### Saved entries
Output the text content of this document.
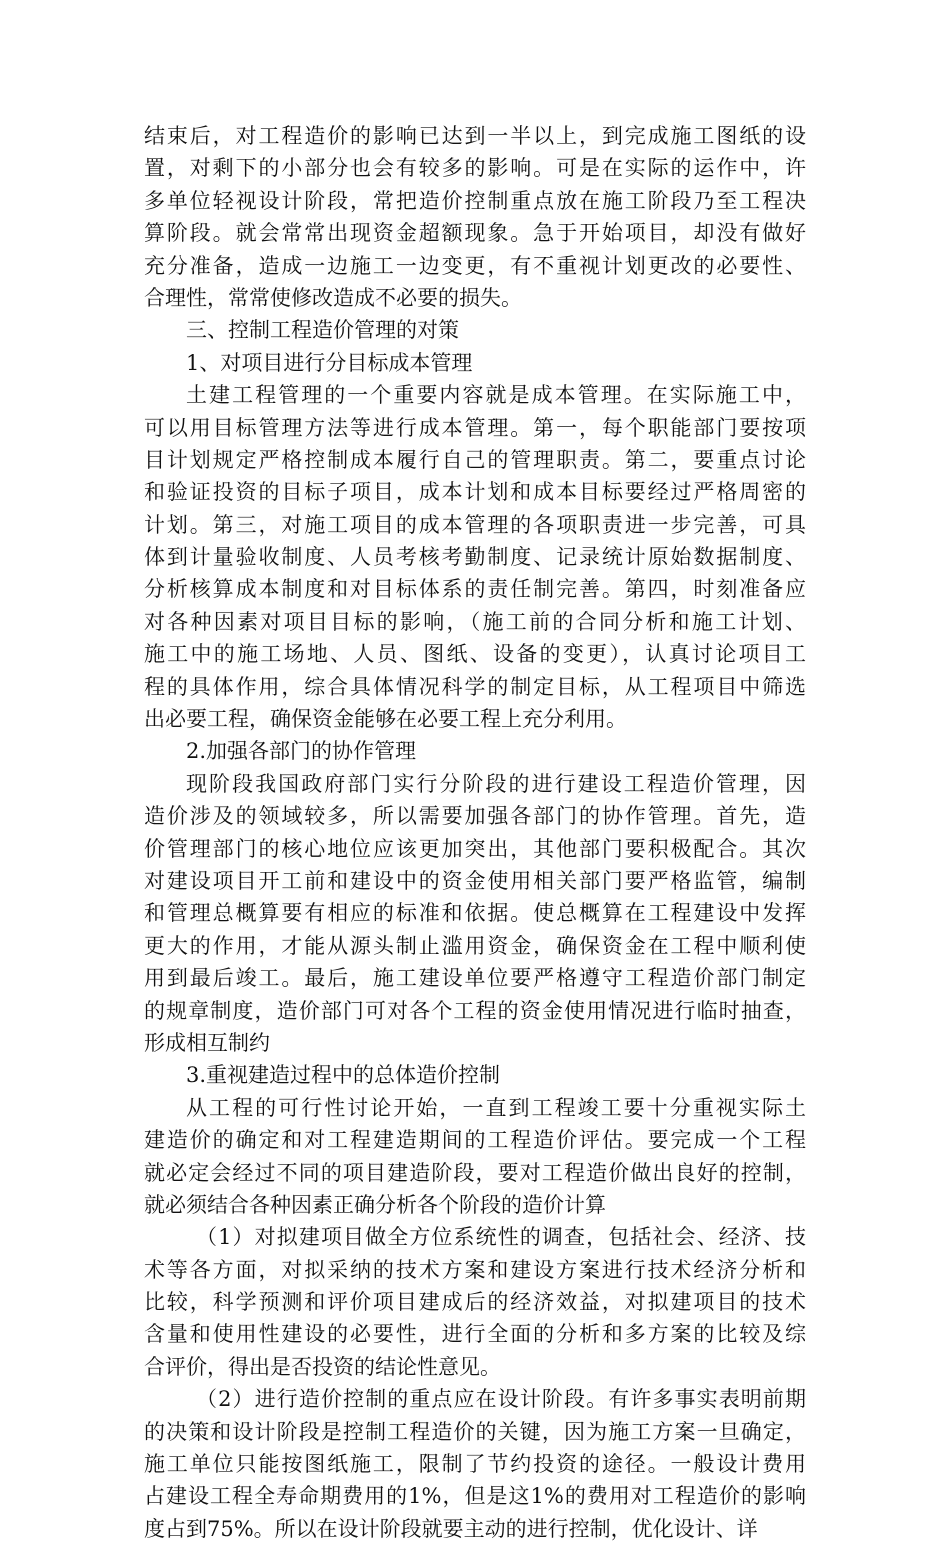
结束后，对工程造价的影响已达到一半以上，到完成施工图纸的设
置，对剩下的小部分也会有较多的影响。可是在实际的运作中，许
多单位轻视设计阶段，常把造价控制重点放在施工阶段乃至工程决
算阶段。就会常常出现资金超额现象。急于开始项目，却没有做好
充分准备，造成一边施工一边变更，有不重视计划更改的必要性、
合理性，常常使修改造成不必要的损失。
三、控制工程造价管理的对策
1、对项目进行分目标成本管理
土建工程管理的一个重要内容就是成本管理。在实际施工中，
可以用目标管理方法等进行成本管理。第一，每个职能部门要按项
目计划规定严格控制成本履行自己的管理职责。第二，要重点讨论
和验证投资的目标子项目，成本计划和成本目标要经过严格周密的
计划。第三，对施工项目的成本管理的各项职责进一步完善，可具
体到计量验收制度、人员考核考勤制度、记录统计原始数据制度、
分析核算成本制度和对目标体系的责任制完善。第四，时刻准备应
对各种因素对项目目标的影响，（施工前的合同分析和施工计划、
施工中的施工场地、人员、图纸、设备的变更），认真讨论项目工
程的具体作用，综合具体情况科学的制定目标，从工程项目中筛选
出必要工程，确保资金能够在必要工程上充分利用。
2.加强各部门的协作管理
现阶段我国政府部门实行分阶段的进行建设工程造价管理，因
造价涉及的领域较多，所以需要加强各部门的协作管理。首先，造
价管理部门的核心地位应该更加突出，其他部门要积极配合。其次
对建设项目开工前和建设中的资金使用相关部门要严格监管，编制
和管理总概算要有相应的标准和依据。使总概算在工程建设中发挥
更大的作用，才能从源头制止滥用资金，确保资金在工程中顺利使
用到最后竣工。最后，施工建设单位要严格遵守工程造价部门制定
的规章制度，造价部门可对各个工程的资金使用情况进行临时抽查，
形成相互制约
3.重视建造过程中的总体造价控制
从工程的可行性讨论开始，一直到工程竣工要十分重视实际土
建造价的确定和对工程建造期间的工程造价评估。要完成一个工程
就必定会经过不同的项目建造阶段，要对工程造价做出良好的控制，
就必须结合各种因素正确分析各个阶段的造价计算
（1）对拟建项目做全方位系统性的调查，包括社会、经济、技
术等各方面，对拟采纳的技术方案和建设方案进行技术经济分析和
比较，科学预测和评价项目建成后的经济效益，对拟建项目的技术
含量和使用性建设的必要性，进行全面的分析和多方案的比较及综
合评价，得出是否投资的结论性意见。
（2）进行造价控制的重点应在设计阶段。有许多事实表明前期
的决策和设计阶段是控制工程造价的关键，因为施工方案一旦确定，
施工单位只能按图纸施工，限制了节约投资的途径。一般设计费用
占建设工程全寿命期费用的1%，但是这1%的费用对工程造价的影响
度占到75%。所以在设计阶段就要主动的进行控制，优化设计、详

### AIM OF THE EXERCISE
Quote the records in full and exactly; skip any image.

### PROBLEM SOLUTION
Output the text content of this document.
结束后，对工程造价的影响已达到一半以上，到完成施工图纸的设
置，对剩下的小部分也会有较多的影响。可是在实际的运作中，许
多单位轻视设计阶段，常把造价控制重点放在施工阶段乃至工程决
算阶段。就会常常出现资金超额现象。急于开始项目，却没有做好
充分准备，造成一边施工一边变更，有不重视计划更改的必要性、
合理性，常常使修改造成不必要的损失。
三、控制工程造价管理的对策
1、对项目进行分目标成本管理
土建工程管理的一个重要内容就是成本管理。在实际施工中，
可以用目标管理方法等进行成本管理。第一，每个职能部门要按项
目计划规定严格控制成本履行自己的管理职责。第二，要重点讨论
和验证投资的目标子项目，成本计划和成本目标要经过严格周密的
计划。第三，对施工项目的成本管理的各项职责进一步完善，可具
体到计量验收制度、人员考核考勤制度、记录统计原始数据制度、
分析核算成本制度和对目标体系的责任制完善。第四，时刻准备应
对各种因素对项目目标的影响，（施工前的合同分析和施工计划、
施工中的施工场地、人员、图纸、设备的变更），认真讨论项目工
程的具体作用，综合具体情况科学的制定目标，从工程项目中筛选
出必要工程，确保资金能够在必要工程上充分利用。
2.加强各部门的协作管理
现阶段我国政府部门实行分阶段的进行建设工程造价管理，因
造价涉及的领域较多，所以需要加强各部门的协作管理。首先，造
价管理部门的核心地位应该更加突出，其他部门要积极配合。其次
对建设项目开工前和建设中的资金使用相关部门要严格监管，编制
和管理总概算要有相应的标准和依据。使总概算在工程建设中发挥
更大的作用，才能从源头制止滥用资金，确保资金在工程中顺利使
用到最后竣工。最后，施工建设单位要严格遵守工程造价部门制定
的规章制度，造价部门可对各个工程的资金使用情况进行临时抽查，
形成相互制约
3.重视建造过程中的总体造价控制
从工程的可行性讨论开始，一直到工程竣工要十分重视实际土
建造价的确定和对工程建造期间的工程造价评估。要完成一个工程
就必定会经过不同的项目建造阶段，要对工程造价做出良好的控制，
就必须结合各种因素正确分析各个阶段的造价计算
（1）对拟建项目做全方位系统性的调查，包括社会、经济、技
术等各方面，对拟采纳的技术方案和建设方案进行技术经济分析和
比较，科学预测和评价项目建成后的经济效益，对拟建项目的技术
含量和使用性建设的必要性，进行全面的分析和多方案的比较及综
合评价，得出是否投资的结论性意见。
（2）进行造价控制的重点应在设计阶段。有许多事实表明前期
的决策和设计阶段是控制工程造价的关键，因为施工方案一旦确定，
施工单位只能按图纸施工，限制了节约投资的途径。一般设计费用
占建设工程全寿命期费用的1%，但是这1%的费用对工程造价的影响
度占到75%。所以在设计阶段就要主动的进行控制，优化设计、详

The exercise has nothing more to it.